+++ Dataset records +++

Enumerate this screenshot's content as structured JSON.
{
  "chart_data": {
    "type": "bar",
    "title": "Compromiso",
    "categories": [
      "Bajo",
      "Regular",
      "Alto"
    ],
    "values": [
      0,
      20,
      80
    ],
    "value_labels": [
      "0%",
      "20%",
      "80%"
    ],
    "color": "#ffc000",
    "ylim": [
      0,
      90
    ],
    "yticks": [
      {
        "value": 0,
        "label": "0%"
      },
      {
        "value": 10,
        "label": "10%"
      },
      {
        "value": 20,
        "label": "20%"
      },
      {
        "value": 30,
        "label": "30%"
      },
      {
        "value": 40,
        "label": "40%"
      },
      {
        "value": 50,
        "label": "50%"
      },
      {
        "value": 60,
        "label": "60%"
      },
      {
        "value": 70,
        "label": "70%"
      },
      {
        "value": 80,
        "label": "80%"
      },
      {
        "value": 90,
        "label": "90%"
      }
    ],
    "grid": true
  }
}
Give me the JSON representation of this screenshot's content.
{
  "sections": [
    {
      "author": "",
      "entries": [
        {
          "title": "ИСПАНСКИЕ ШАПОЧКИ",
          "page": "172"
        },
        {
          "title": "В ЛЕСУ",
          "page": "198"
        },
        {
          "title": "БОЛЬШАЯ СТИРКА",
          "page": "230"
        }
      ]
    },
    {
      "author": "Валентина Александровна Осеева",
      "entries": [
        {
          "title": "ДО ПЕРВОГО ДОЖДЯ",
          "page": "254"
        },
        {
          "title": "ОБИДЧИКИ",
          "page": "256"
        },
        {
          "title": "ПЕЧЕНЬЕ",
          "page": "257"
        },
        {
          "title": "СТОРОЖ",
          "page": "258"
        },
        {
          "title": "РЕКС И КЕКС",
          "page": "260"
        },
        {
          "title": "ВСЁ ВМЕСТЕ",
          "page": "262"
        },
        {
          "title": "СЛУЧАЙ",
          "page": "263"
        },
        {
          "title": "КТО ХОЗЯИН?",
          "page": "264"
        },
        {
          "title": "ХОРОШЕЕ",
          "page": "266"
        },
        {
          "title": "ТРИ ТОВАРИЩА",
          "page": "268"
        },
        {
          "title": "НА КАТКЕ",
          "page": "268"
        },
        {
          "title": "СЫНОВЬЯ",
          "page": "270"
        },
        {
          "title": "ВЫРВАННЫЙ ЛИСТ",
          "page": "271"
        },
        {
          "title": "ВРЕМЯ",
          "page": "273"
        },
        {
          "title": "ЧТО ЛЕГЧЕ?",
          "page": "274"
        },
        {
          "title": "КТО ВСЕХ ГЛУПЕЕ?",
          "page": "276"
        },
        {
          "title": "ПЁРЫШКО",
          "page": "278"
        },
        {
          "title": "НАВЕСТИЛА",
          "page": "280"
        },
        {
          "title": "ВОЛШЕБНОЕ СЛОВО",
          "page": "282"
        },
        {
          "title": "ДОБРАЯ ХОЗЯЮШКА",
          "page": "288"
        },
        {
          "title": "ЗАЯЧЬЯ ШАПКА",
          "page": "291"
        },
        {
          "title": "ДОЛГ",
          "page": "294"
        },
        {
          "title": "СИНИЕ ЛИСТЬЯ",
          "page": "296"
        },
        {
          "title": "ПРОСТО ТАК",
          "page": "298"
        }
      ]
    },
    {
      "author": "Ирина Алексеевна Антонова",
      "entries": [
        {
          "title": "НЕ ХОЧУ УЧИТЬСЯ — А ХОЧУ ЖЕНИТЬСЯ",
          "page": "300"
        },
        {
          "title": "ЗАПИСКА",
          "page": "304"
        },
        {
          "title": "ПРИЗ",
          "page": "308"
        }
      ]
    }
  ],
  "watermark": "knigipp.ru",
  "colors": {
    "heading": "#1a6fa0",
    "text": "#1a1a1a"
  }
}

+++

State, as a bare number, how many lines of the listing hold the word "content".

2